What needs to be done → Reproduce each line of every one of the records below verbatim, omitting the pictures from your output.

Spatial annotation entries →
⟨

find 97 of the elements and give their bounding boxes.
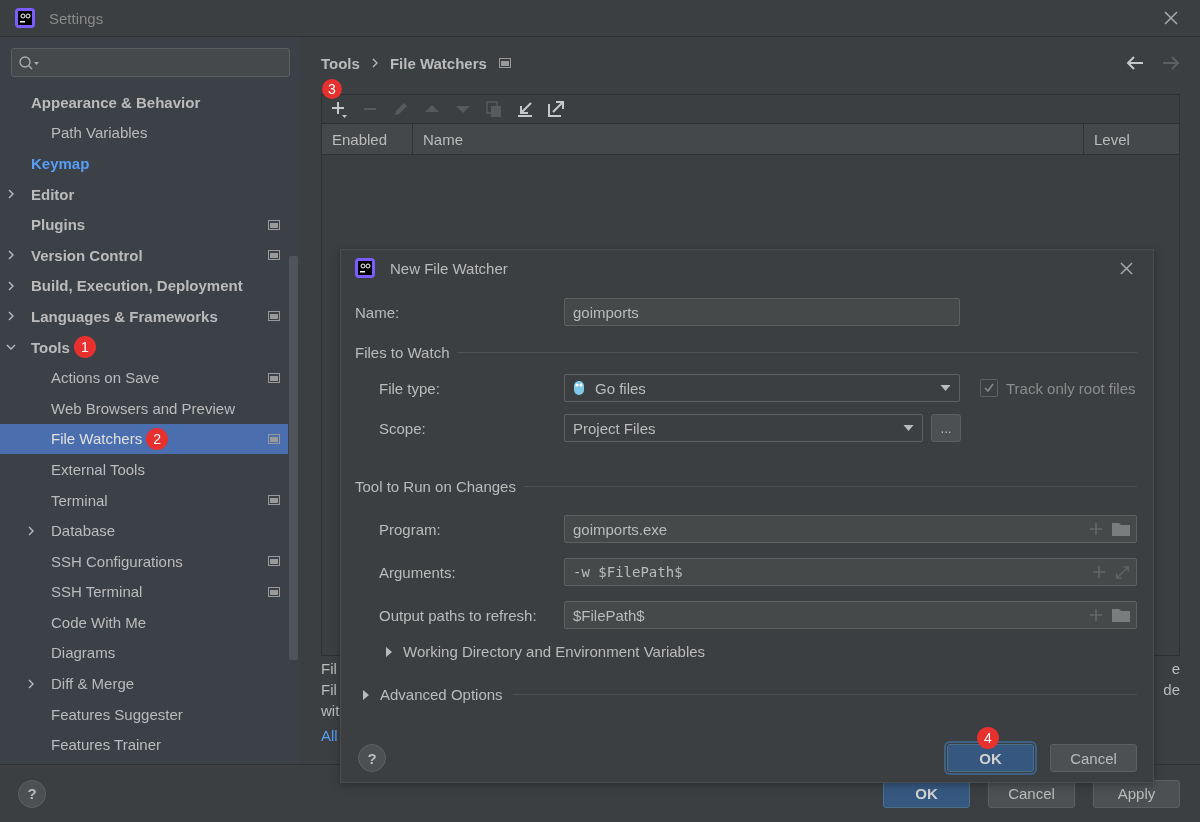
tree-item[interactable]: Diagrams [0, 637, 288, 669]
text-field[interactable]: goimports.exe [564, 515, 1137, 543]
section-title: Files to Watch [355, 343, 450, 361]
toolbar-button[interactable] [330, 100, 348, 118]
check-icon [983, 382, 995, 394]
tree-item[interactable]: Editor [0, 178, 288, 210]
tree-item[interactable]: Code With Me [0, 607, 288, 638]
step-badge: 1 [73, 336, 96, 359]
add-icon [330, 100, 348, 118]
description-text: e [1171, 660, 1180, 679]
import-icon [516, 100, 534, 118]
gopher-icon [573, 380, 585, 396]
field-label: Arguments: [379, 563, 457, 581]
tree-item[interactable]: Database [0, 515, 288, 546]
tree-item[interactable]: Keymap [0, 148, 288, 179]
search-field[interactable] [11, 48, 290, 77]
breadcrumb-item: File Watchers [389, 54, 487, 72]
description-text: Fil [321, 681, 338, 700]
chevron-right-icon[interactable] [6, 250, 16, 261]
tree-item[interactable]: Features Trainer [0, 729, 288, 761]
dropdown-arrow-icon [903, 425, 914, 431]
name-field[interactable]: goimports [564, 298, 960, 326]
dialog-title: New File Watcher [390, 259, 508, 277]
triangle-right-icon [385, 646, 393, 657]
cancel-button[interactable]: Cancel [1050, 744, 1137, 772]
help-button[interactable]: ? [358, 744, 386, 772]
tree-item[interactable]: File Watchers 2 [0, 423, 288, 455]
collapsible-section[interactable]: Working Directory and Environment Variables [355, 643, 706, 660]
column-header[interactable]: Enabled [322, 124, 413, 154]
browse-button[interactable]: ... [931, 414, 961, 442]
tree-item[interactable]: Version Control [0, 239, 288, 271]
tree-item[interactable]: Tools 1 [0, 331, 288, 363]
close-icon[interactable] [1164, 11, 1178, 25]
file-type-dropdown[interactable]: Go files [564, 374, 960, 402]
search-icon [18, 54, 40, 71]
chevron-right-icon[interactable] [26, 525, 36, 536]
close-icon[interactable] [1120, 261, 1133, 275]
field-label: Scope: [379, 419, 427, 437]
section-title: Tool to Run on Changes [355, 477, 516, 495]
field-label: Output paths to refresh: [379, 606, 538, 624]
description-text: wit [321, 702, 340, 721]
triangle-right-icon [362, 689, 370, 700]
edit-icon [392, 100, 410, 118]
tree-item[interactable]: Diff & Merge [0, 668, 288, 699]
tree-item[interactable]: SSH Terminal [0, 576, 288, 608]
description-text: de [1163, 681, 1180, 700]
tree-item[interactable]: Terminal [0, 484, 288, 516]
tree-item[interactable]: External Tools [0, 454, 288, 485]
app-logo-icon [355, 258, 375, 278]
folder-icon[interactable] [1112, 522, 1130, 536]
plus-icon[interactable] [1090, 523, 1102, 535]
tree-item[interactable]: Features Suggester [0, 698, 288, 730]
tree-item[interactable]: SSH Configurations [0, 545, 288, 577]
field-label: Name: [355, 303, 401, 321]
field-label: Program: [379, 520, 442, 538]
window-title: Settings [49, 9, 105, 27]
app-logo-icon [15, 8, 35, 28]
step-badge: 3 [322, 79, 342, 99]
toolbar-button[interactable] [547, 100, 565, 118]
tree-item[interactable]: Actions on Save [0, 362, 288, 393]
export-icon [547, 100, 565, 118]
tree-item[interactable]: Path Variables [0, 117, 288, 149]
tree-item[interactable]: Appearance & Behavior [0, 87, 288, 118]
dialog-button[interactable]: Apply [1093, 779, 1180, 808]
scope-dropdown[interactable]: Project Files [564, 414, 923, 442]
copy-icon [485, 100, 503, 118]
chevron-right-icon[interactable] [6, 280, 16, 291]
folder-icon[interactable] [1112, 608, 1130, 622]
breadcrumb-item[interactable]: Tools [321, 54, 360, 72]
plus-icon[interactable] [1090, 609, 1102, 621]
chevron-right-icon[interactable] [26, 678, 36, 689]
tree-item[interactable]: Languages & Frameworks [0, 301, 288, 332]
link[interactable]: All [321, 727, 340, 748]
chevron-right-icon[interactable] [6, 189, 16, 200]
column-header[interactable]: Level [1084, 124, 1179, 154]
dropdown-arrow-icon [940, 385, 951, 391]
expand-icon[interactable] [1115, 564, 1130, 580]
scrollbar[interactable] [289, 256, 298, 660]
back-arrow-icon[interactable] [1126, 56, 1144, 70]
window-icon [498, 58, 511, 68]
step-badge: 2 [146, 427, 169, 450]
description-text: Fil [321, 660, 338, 679]
field-label: File type: [379, 379, 441, 397]
collapsible-section[interactable]: Advanced Options [362, 686, 503, 703]
text-field[interactable]: -w $FilePath$ [564, 558, 1137, 586]
toolbar-button[interactable] [516, 100, 534, 118]
chevron-right-icon[interactable] [6, 311, 16, 322]
tree-item[interactable]: Web Browsers and Preview [0, 392, 288, 424]
plus-icon[interactable] [1093, 566, 1105, 578]
tree-item[interactable]: Build, Execution, Deployment [0, 270, 288, 302]
tree-item[interactable]: Plugins [0, 209, 288, 240]
text-field[interactable]: $FilePath$ [564, 601, 1137, 629]
help-button[interactable]: ? [18, 779, 46, 808]
column-header[interactable]: Name [413, 124, 1084, 154]
ok-button[interactable]: OK [947, 744, 1034, 772]
chevron-right-icon [371, 58, 378, 68]
step-badge: 4 [977, 727, 999, 749]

⟩

Exercise solution →
find 97 of the elements and give their bounding boxes.
tree-item[interactable]: Diagrams [0, 637, 288, 669]
text-field[interactable]: goimports.exe [564, 515, 1137, 543]
section-title: Files to Watch [355, 343, 450, 361]
toolbar-button[interactable] [330, 100, 348, 118]
check-icon [983, 382, 995, 394]
tree-item[interactable]: Editor [0, 178, 288, 210]
tree-item[interactable]: Code With Me [0, 607, 288, 638]
step-badge: 1 [73, 336, 96, 359]
add-icon [330, 100, 348, 118]
description-text: e [1171, 660, 1180, 679]
import-icon [516, 100, 534, 118]
gopher-icon [573, 380, 585, 396]
field-label: Arguments: [379, 563, 457, 581]
tree-item[interactable]: Database [0, 515, 288, 546]
tree-item[interactable]: Keymap [0, 148, 288, 179]
search-field[interactable] [11, 48, 290, 77]
breadcrumb-item: File Watchers [389, 54, 487, 72]
description-text: Fil [321, 681, 338, 700]
chevron-right-icon[interactable] [6, 250, 16, 261]
tree-item[interactable]: Features Trainer [0, 729, 288, 761]
dropdown-arrow-icon [903, 425, 914, 431]
name-field[interactable]: goimports [564, 298, 960, 326]
dialog-title: New File Watcher [390, 259, 508, 277]
triangle-right-icon [385, 646, 393, 657]
cancel-button[interactable]: Cancel [1050, 744, 1137, 772]
help-button[interactable]: ? [358, 744, 386, 772]
tree-item[interactable]: File Watchers 2 [0, 423, 288, 455]
collapsible-section[interactable]: Working Directory and Environment Variables [355, 643, 706, 660]
column-header[interactable]: Enabled [322, 124, 413, 154]
browse-button[interactable]: ... [931, 414, 961, 442]
tree-item[interactable]: Version Control [0, 239, 288, 271]
tree-item[interactable]: Tools 1 [0, 331, 288, 363]
close-icon[interactable] [1164, 11, 1178, 25]
file-type-dropdown[interactable]: Go files [564, 374, 960, 402]
search-icon [18, 54, 40, 71]
chevron-right-icon[interactable] [26, 525, 36, 536]
close-icon[interactable] [1120, 261, 1133, 275]
field-label: Scope: [379, 419, 427, 437]
section-title: Tool to Run on Changes [355, 477, 516, 495]
field-label: Output paths to refresh: [379, 606, 538, 624]
description-text: wit [321, 702, 340, 721]
triangle-right-icon [362, 689, 370, 700]
edit-icon [392, 100, 410, 118]
tree-item[interactable]: Diff & Merge [0, 668, 288, 699]
tree-item[interactable]: SSH Terminal [0, 576, 288, 608]
description-text: de [1163, 681, 1180, 700]
tree-item[interactable]: Terminal [0, 484, 288, 516]
tree-item[interactable]: External Tools [0, 454, 288, 485]
app-logo-icon [355, 258, 375, 278]
folder-icon[interactable] [1112, 522, 1130, 536]
plus-icon[interactable] [1090, 523, 1102, 535]
tree-item[interactable]: Features Suggester [0, 698, 288, 730]
tree-item[interactable]: SSH Configurations [0, 545, 288, 577]
field-label: Name: [355, 303, 401, 321]
field-label: Program: [379, 520, 442, 538]
window-title: Settings [49, 9, 105, 27]
app-logo-icon [15, 8, 35, 28]
step-badge: 3 [322, 79, 342, 99]
toolbar-button[interactable] [547, 100, 565, 118]
tree-item[interactable]: Actions on Save [0, 362, 288, 393]
export-icon [547, 100, 565, 118]
tree-item[interactable]: Path Variables [0, 117, 288, 149]
tree-item[interactable]: Appearance & Behavior [0, 87, 288, 118]
dialog-button[interactable]: Apply [1093, 779, 1180, 808]
scope-dropdown[interactable]: Project Files [564, 414, 923, 442]
copy-icon [485, 100, 503, 118]
chevron-right-icon[interactable] [6, 280, 16, 291]
folder-icon[interactable] [1112, 608, 1130, 622]
breadcrumb-item[interactable]: Tools [321, 54, 360, 72]
plus-icon[interactable] [1090, 609, 1102, 621]
chevron-right-icon[interactable] [26, 678, 36, 689]
tree-item[interactable]: Languages & Frameworks [0, 301, 288, 332]
link[interactable]: All [321, 727, 340, 748]
chevron-right-icon[interactable] [6, 189, 16, 200]
column-header[interactable]: Level [1084, 124, 1179, 154]
dropdown-arrow-icon [940, 385, 951, 391]
expand-icon[interactable] [1115, 564, 1130, 580]
scrollbar[interactable] [289, 256, 298, 660]
back-arrow-icon[interactable] [1126, 56, 1144, 70]
window-icon [498, 58, 511, 68]
step-badge: 2 [146, 427, 169, 450]
description-text: Fil [321, 660, 338, 679]
field-label: File type: [379, 379, 441, 397]
collapsible-section[interactable]: Advanced Options [362, 686, 503, 703]
text-field[interactable]: -w $FilePath$ [564, 558, 1137, 586]
toolbar-button[interactable] [516, 100, 534, 118]
chevron-right-icon[interactable] [6, 311, 16, 322]
tree-item[interactable]: Web Browsers and Preview [0, 392, 288, 424]
plus-icon[interactable] [1093, 566, 1105, 578]
tree-item[interactable]: Build, Execution, Deployment [0, 270, 288, 302]
tree-item[interactable]: Plugins [0, 209, 288, 240]
text-field[interactable]: $FilePath$ [564, 601, 1137, 629]
help-button[interactable]: ? [18, 779, 46, 808]
column-header[interactable]: Name [413, 124, 1084, 154]
ok-button[interactable]: OK [947, 744, 1034, 772]
chevron-right-icon [371, 58, 378, 68]
step-badge: 4 [977, 727, 999, 749]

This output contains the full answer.